Write out all of the data without omission, exactly as shown.

= GIVEN DATA =
▶

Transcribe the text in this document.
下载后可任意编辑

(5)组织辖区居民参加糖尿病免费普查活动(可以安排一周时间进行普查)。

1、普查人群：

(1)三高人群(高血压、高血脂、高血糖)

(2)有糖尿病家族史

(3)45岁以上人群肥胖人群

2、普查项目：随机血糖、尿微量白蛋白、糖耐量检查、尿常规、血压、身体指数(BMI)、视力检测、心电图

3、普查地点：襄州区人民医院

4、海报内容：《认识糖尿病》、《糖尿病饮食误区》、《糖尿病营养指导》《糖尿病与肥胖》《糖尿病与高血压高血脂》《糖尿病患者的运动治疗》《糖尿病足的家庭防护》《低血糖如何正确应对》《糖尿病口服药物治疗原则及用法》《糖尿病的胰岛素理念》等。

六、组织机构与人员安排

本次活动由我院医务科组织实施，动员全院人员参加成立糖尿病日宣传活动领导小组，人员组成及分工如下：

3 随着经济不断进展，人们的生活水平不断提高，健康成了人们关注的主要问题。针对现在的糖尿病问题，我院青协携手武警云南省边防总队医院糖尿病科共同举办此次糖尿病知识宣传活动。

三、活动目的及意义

◀

= FINISHED ANSWER =
Transcribe the text in this document.
下载后可任意编辑

(5)组织辖区居民参加糖尿病免费普查活动(可以安排一周时间进行普查)。

1、普查人群：

(1)三高人群(高血压、高血脂、高血糖)

(2)有糖尿病家族史

(3)45岁以上人群肥胖人群

2、普查项目：随机血糖、尿微量白蛋白、糖耐量检查、尿常规、血压、身体指数(BMI)、视力检测、心电图

3、普查地点：襄州区人民医院

4、海报内容：《认识糖尿病》、《糖尿病饮食误区》、《糖尿病营养指导》《糖尿病与肥胖》《糖尿病与高血压高血脂》《糖尿病患者的运动治疗》《糖尿病足的家庭防护》《低血糖如何正确应对》《糖尿病口服药物治疗原则及用法》《糖尿病的胰岛素理念》等。

六、组织机构与人员安排

本次活动由我院医务科组织实施，动员全院人员参加成立糖尿病日宣传活动领导小组，人员组成及分工如下：

3 随着经济不断进展，人们的生活水平不断提高，健康成了人们关注的主要问题。针对现在的糖尿病问题，我院青协携手武警云南省边防总队医院糖尿病科共同举办此次糖尿病知识宣传活动。

三、活动目的及意义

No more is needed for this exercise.